» EXERCISE MATERIAL
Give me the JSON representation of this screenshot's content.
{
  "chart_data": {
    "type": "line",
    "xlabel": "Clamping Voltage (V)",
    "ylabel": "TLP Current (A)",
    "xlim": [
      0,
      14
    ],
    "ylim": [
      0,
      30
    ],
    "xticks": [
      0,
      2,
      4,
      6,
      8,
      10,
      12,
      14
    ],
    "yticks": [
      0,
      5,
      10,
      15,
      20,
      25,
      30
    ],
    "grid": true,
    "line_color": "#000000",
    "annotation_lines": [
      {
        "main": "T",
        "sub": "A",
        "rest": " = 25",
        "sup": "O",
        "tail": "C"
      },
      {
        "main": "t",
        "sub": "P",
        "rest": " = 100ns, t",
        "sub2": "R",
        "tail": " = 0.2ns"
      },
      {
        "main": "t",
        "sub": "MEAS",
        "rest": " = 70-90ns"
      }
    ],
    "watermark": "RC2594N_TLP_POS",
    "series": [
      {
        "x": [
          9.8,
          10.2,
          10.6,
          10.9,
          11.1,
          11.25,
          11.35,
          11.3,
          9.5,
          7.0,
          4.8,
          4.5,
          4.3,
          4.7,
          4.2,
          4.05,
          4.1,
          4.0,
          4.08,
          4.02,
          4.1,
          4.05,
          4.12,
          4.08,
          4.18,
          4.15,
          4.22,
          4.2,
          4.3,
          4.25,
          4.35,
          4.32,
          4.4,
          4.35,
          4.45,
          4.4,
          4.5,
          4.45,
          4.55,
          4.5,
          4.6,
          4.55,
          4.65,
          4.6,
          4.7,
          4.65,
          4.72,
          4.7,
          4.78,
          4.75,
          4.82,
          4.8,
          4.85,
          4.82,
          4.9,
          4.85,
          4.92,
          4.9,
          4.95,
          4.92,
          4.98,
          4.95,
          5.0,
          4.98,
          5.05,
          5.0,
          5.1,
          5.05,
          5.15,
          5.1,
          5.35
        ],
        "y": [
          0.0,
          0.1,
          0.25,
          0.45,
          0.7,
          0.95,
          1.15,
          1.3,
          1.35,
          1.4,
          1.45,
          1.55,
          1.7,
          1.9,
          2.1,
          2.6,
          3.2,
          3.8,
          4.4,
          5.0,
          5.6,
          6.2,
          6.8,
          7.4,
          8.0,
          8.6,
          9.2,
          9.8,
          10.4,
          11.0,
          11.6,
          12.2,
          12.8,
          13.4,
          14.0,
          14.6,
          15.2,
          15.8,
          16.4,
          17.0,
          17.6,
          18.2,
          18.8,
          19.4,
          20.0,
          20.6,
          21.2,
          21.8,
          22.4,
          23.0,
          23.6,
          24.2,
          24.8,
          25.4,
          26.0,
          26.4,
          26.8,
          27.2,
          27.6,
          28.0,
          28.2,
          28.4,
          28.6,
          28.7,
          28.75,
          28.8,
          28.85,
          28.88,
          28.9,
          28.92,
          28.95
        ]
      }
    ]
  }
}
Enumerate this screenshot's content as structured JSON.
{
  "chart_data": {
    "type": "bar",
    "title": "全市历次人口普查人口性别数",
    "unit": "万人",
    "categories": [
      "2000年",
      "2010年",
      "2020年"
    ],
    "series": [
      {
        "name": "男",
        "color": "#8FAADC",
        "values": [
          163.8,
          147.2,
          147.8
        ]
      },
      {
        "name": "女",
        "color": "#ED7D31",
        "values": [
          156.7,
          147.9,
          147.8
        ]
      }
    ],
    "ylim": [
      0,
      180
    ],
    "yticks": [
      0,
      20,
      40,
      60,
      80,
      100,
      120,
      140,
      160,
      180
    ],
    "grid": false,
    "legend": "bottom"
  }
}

» WHAT NEEDS TO BE DONE
Write out every entry word for word.

» OUTPUT FOR THIS TASK
Give me the JSON representation of this screenshot's content.
{
  "chart_data": {
    "type": "line",
    "xlabel": "Clamping Voltage (V)",
    "ylabel": "TLP Current (A)",
    "xlim": [
      0,
      14
    ],
    "ylim": [
      0,
      30
    ],
    "xticks": [
      0,
      2,
      4,
      6,
      8,
      10,
      12,
      14
    ],
    "yticks": [
      0,
      5,
      10,
      15,
      20,
      25,
      30
    ],
    "grid": true,
    "line_color": "#000000",
    "annotation_lines": [
      {
        "main": "T",
        "sub": "A",
        "rest": " = 25",
        "sup": "O",
        "tail": "C"
      },
      {
        "main": "t",
        "sub": "P",
        "rest": " = 100ns, t",
        "sub2": "R",
        "tail": " = 0.2ns"
      },
      {
        "main": "t",
        "sub": "MEAS",
        "rest": " = 70-90ns"
      }
    ],
    "watermark": "RC2594N_TLP_POS",
    "series": [
      {
        "x": [
          9.8,
          10.2,
          10.6,
          10.9,
          11.1,
          11.25,
          11.35,
          11.3,
          9.5,
          7.0,
          4.8,
          4.5,
          4.3,
          4.7,
          4.2,
          4.05,
          4.1,
          4.0,
          4.08,
          4.02,
          4.1,
          4.05,
          4.12,
          4.08,
          4.18,
          4.15,
          4.22,
          4.2,
          4.3,
          4.25,
          4.35,
          4.32,
          4.4,
          4.35,
          4.45,
          4.4,
          4.5,
          4.45,
          4.55,
          4.5,
          4.6,
          4.55,
          4.65,
          4.6,
          4.7,
          4.65,
          4.72,
          4.7,
          4.78,
          4.75,
          4.82,
          4.8,
          4.85,
          4.82,
          4.9,
          4.85,
          4.92,
          4.9,
          4.95,
          4.92,
          4.98,
          4.95,
          5.0,
          4.98,
          5.05,
          5.0,
          5.1,
          5.05,
          5.15,
          5.1,
          5.35
        ],
        "y": [
          0.0,
          0.1,
          0.25,
          0.45,
          0.7,
          0.95,
          1.15,
          1.3,
          1.35,
          1.4,
          1.45,
          1.55,
          1.7,
          1.9,
          2.1,
          2.6,
          3.2,
          3.8,
          4.4,
          5.0,
          5.6,
          6.2,
          6.8,
          7.4,
          8.0,
          8.6,
          9.2,
          9.8,
          10.4,
          11.0,
          11.6,
          12.2,
          12.8,
          13.4,
          14.0,
          14.6,
          15.2,
          15.8,
          16.4,
          17.0,
          17.6,
          18.2,
          18.8,
          19.4,
          20.0,
          20.6,
          21.2,
          21.8,
          22.4,
          23.0,
          23.6,
          24.2,
          24.8,
          25.4,
          26.0,
          26.4,
          26.8,
          27.2,
          27.6,
          28.0,
          28.2,
          28.4,
          28.6,
          28.7,
          28.75,
          28.8,
          28.85,
          28.88,
          28.9,
          28.92,
          28.95
        ]
      }
    ]
  }
}
Enumerate this screenshot's content as structured JSON.
{
  "chart_data": {
    "type": "bar",
    "title": "全市历次人口普查人口性别数",
    "unit": "万人",
    "categories": [
      "2000年",
      "2010年",
      "2020年"
    ],
    "series": [
      {
        "name": "男",
        "color": "#8FAADC",
        "values": [
          163.8,
          147.2,
          147.8
        ]
      },
      {
        "name": "女",
        "color": "#ED7D31",
        "values": [
          156.7,
          147.9,
          147.8
        ]
      }
    ],
    "ylim": [
      0,
      180
    ],
    "yticks": [
      0,
      20,
      40,
      60,
      80,
      100,
      120,
      140,
      160,
      180
    ],
    "grid": false,
    "legend": "bottom"
  }
}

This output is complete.